- INPUT FOR THIS TASK -
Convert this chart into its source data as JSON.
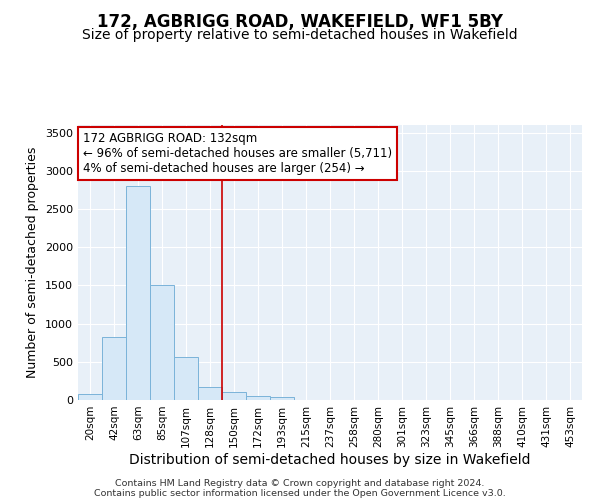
{
  "title": "172, AGBRIGG ROAD, WAKEFIELD, WF1 5BY",
  "subtitle": "Size of property relative to semi-detached houses in Wakefield",
  "xlabel": "Distribution of semi-detached houses by size in Wakefield",
  "ylabel": "Number of semi-detached properties",
  "categories": [
    "20sqm",
    "42sqm",
    "63sqm",
    "85sqm",
    "107sqm",
    "128sqm",
    "150sqm",
    "172sqm",
    "193sqm",
    "215sqm",
    "237sqm",
    "258sqm",
    "280sqm",
    "301sqm",
    "323sqm",
    "345sqm",
    "366sqm",
    "388sqm",
    "410sqm",
    "431sqm",
    "453sqm"
  ],
  "values": [
    75,
    820,
    2800,
    1500,
    560,
    175,
    100,
    55,
    40,
    5,
    0,
    0,
    0,
    0,
    0,
    0,
    0,
    0,
    0,
    0,
    0
  ],
  "bar_color": "#d6e8f7",
  "bar_edge_color": "#7ab3d9",
  "vline_x_index": 5.5,
  "vline_color": "#cc0000",
  "annotation_line1": "172 AGBRIGG ROAD: 132sqm",
  "annotation_line2": "← 96% of semi-detached houses are smaller (5,711)",
  "annotation_line3": "4% of semi-detached houses are larger (254) →",
  "annotation_box_color": "#ffffff",
  "annotation_box_edge_color": "#cc0000",
  "ylim": [
    0,
    3600
  ],
  "yticks": [
    0,
    500,
    1000,
    1500,
    2000,
    2500,
    3000,
    3500
  ],
  "background_color": "#e8f0f8",
  "footer_line1": "Contains HM Land Registry data © Crown copyright and database right 2024.",
  "footer_line2": "Contains public sector information licensed under the Open Government Licence v3.0.",
  "title_fontsize": 12,
  "subtitle_fontsize": 10,
  "ylabel_fontsize": 9,
  "xlabel_fontsize": 10
}
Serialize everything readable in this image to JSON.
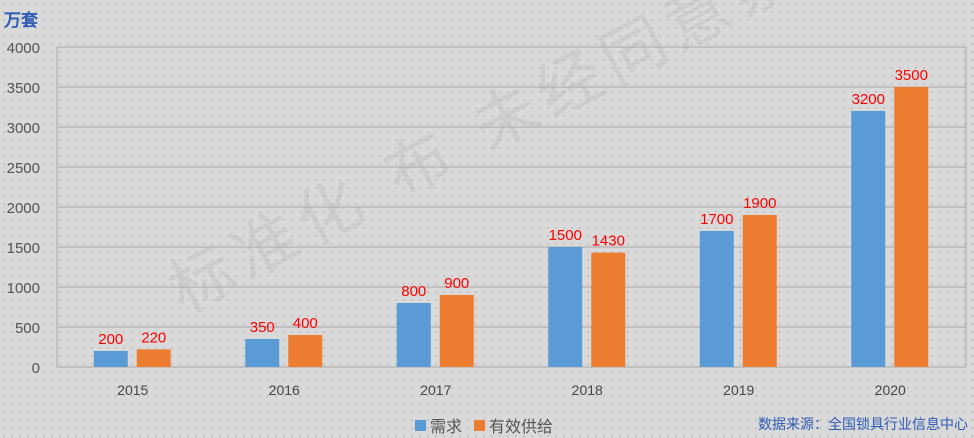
{
  "watermark": "标准化…布 未经同意禁止",
  "unit_label": "万套",
  "source": "数据来源：全国锁具行业信息中心",
  "colors": {
    "demand": "#5b9bd5",
    "supply": "#ed7d31",
    "label": "#ff0000"
  },
  "chart_data": {
    "type": "bar",
    "title": "",
    "ylabel": "万套",
    "xlabel": "",
    "categories": [
      "2015",
      "2016",
      "2017",
      "2018",
      "2019",
      "2020"
    ],
    "series": [
      {
        "name": "需求",
        "values": [
          200,
          350,
          800,
          1500,
          1700,
          3200
        ]
      },
      {
        "name": "有效供给",
        "values": [
          220,
          400,
          900,
          1430,
          1900,
          3500
        ]
      }
    ],
    "ylim": [
      0,
      4000
    ],
    "yticks": [
      0,
      500,
      1000,
      1500,
      2000,
      2500,
      3000,
      3500,
      4000
    ],
    "grid": true,
    "legend": "bottom"
  }
}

- TASK TO CARRY OUT -
From the entries above, pull out each line that includes "detached".

- REPLY TO THE TASK -
  "subtitle": "Size of property relative to semi-detached houses in Wakefield",
  "xlabel": "Distribution of semi-detached houses by size in Wakefield",
  "ylabel": "Number of semi-detached properties",
  "annotation_line2": "← 96% of semi-detached houses are smaller (5,711)",
  "annotation_line3": "4% of semi-detached houses are larger (254) →",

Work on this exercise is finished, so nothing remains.